— Begin Available records —

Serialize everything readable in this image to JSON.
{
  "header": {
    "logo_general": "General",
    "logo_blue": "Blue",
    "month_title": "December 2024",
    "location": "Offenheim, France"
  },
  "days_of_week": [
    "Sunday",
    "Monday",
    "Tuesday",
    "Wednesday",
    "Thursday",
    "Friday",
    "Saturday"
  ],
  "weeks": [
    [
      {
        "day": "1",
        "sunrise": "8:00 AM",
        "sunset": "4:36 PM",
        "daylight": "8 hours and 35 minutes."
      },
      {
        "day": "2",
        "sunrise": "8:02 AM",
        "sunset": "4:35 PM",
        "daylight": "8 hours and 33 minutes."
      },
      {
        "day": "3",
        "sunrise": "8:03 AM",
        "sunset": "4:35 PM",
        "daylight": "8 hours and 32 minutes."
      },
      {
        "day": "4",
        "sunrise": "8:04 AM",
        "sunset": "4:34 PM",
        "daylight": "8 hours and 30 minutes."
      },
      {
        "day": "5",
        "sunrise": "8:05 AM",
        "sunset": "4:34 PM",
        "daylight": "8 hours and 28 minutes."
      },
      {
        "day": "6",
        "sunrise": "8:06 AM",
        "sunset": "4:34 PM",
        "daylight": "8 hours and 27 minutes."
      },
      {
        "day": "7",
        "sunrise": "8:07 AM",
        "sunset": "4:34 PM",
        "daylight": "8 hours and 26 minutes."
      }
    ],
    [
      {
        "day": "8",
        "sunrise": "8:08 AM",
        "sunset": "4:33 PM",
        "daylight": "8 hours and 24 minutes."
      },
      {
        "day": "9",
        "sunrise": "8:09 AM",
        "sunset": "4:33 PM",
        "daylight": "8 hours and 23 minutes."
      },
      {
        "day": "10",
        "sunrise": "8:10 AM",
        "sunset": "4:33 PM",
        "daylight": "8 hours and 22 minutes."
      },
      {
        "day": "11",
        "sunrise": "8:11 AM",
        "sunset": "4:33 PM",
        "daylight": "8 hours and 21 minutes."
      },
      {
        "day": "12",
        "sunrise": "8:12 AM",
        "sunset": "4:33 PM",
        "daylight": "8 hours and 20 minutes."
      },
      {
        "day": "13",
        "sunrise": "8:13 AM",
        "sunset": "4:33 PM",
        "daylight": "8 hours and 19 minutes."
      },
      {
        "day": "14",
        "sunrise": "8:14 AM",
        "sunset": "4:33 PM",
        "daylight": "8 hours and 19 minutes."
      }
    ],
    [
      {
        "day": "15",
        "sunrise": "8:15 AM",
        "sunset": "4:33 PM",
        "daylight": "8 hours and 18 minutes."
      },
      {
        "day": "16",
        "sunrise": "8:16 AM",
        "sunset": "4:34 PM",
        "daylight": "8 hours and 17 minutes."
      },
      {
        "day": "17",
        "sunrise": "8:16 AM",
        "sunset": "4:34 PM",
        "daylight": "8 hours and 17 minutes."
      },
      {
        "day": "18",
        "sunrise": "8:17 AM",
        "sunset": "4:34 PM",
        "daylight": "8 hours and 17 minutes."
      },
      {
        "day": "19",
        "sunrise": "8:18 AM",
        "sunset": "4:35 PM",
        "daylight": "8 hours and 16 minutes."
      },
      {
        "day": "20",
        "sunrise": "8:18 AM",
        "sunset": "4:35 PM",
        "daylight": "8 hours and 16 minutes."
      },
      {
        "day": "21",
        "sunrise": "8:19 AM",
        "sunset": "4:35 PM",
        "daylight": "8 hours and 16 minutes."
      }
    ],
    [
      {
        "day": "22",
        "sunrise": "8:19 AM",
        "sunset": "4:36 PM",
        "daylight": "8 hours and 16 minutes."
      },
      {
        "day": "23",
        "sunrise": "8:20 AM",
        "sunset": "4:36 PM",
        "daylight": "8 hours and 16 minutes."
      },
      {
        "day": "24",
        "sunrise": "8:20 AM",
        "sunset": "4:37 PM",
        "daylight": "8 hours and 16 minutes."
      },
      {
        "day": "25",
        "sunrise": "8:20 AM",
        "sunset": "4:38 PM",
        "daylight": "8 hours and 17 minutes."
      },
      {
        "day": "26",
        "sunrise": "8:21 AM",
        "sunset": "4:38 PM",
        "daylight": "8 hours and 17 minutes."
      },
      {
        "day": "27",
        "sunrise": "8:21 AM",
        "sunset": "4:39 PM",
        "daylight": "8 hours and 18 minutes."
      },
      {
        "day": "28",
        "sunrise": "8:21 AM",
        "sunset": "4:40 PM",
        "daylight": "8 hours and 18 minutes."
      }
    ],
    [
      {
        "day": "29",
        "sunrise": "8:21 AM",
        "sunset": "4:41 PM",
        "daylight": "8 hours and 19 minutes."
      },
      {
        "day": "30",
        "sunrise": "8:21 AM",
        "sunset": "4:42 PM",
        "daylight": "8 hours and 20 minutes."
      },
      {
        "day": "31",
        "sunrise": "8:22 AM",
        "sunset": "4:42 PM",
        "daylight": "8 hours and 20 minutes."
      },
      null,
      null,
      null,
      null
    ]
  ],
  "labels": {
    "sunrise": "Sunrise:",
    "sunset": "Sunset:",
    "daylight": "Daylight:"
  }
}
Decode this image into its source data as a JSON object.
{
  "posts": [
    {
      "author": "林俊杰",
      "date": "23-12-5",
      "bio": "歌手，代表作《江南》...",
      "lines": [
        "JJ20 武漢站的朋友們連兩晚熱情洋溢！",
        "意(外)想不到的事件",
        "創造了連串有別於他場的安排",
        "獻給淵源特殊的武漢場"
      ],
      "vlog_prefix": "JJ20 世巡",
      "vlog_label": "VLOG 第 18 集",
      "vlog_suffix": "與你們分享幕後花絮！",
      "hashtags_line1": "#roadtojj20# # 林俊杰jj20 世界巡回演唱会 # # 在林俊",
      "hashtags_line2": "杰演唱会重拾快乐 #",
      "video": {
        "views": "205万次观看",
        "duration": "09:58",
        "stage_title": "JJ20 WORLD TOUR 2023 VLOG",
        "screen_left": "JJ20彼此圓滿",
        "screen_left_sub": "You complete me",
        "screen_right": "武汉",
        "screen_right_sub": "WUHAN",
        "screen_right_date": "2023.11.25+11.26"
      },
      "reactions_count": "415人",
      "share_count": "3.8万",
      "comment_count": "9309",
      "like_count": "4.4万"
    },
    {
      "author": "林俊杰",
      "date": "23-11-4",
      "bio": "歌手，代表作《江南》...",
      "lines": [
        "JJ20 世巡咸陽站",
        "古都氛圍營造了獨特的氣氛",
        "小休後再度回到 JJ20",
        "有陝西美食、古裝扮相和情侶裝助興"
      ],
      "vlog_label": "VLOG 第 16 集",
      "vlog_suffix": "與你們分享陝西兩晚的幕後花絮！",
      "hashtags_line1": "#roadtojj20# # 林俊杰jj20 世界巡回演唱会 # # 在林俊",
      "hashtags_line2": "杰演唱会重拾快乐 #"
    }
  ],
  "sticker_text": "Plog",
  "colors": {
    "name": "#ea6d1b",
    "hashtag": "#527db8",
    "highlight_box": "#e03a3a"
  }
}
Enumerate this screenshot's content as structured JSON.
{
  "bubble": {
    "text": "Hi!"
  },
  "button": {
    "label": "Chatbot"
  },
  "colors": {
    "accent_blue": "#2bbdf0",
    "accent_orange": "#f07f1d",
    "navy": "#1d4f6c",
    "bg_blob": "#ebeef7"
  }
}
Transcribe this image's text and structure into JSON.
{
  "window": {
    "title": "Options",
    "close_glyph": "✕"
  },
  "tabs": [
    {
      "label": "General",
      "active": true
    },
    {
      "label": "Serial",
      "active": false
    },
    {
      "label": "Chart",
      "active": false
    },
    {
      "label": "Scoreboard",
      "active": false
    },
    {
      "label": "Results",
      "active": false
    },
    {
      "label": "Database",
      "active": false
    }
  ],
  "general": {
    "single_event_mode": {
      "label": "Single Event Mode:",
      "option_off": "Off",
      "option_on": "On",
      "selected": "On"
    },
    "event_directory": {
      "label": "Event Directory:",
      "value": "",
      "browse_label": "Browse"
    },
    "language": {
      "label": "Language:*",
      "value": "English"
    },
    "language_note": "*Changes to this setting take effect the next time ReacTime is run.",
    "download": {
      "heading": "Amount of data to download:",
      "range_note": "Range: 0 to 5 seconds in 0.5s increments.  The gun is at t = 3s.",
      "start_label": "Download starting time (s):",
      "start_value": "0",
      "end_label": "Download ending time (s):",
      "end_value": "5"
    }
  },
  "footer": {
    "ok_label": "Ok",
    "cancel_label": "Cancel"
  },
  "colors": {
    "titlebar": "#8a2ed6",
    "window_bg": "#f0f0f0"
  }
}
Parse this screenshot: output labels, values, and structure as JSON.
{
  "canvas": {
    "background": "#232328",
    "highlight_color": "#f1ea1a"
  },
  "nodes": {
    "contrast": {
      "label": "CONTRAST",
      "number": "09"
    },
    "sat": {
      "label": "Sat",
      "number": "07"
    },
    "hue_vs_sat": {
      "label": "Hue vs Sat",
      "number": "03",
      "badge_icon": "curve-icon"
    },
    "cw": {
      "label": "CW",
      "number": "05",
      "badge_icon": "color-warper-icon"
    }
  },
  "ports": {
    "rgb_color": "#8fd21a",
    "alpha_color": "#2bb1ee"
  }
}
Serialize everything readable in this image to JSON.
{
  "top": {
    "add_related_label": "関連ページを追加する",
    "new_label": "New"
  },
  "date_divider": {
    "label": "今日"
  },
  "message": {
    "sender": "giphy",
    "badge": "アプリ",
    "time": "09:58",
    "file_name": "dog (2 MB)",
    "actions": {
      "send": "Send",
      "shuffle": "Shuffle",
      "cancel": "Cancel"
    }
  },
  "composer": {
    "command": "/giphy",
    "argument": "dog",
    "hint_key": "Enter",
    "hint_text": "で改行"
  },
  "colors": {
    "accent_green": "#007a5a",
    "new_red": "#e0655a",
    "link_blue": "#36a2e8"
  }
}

— End Available records —

### What is being asked:
Reply with the number of lines in the data that include the string "labels" and nothing else.

### Answer for the task:
2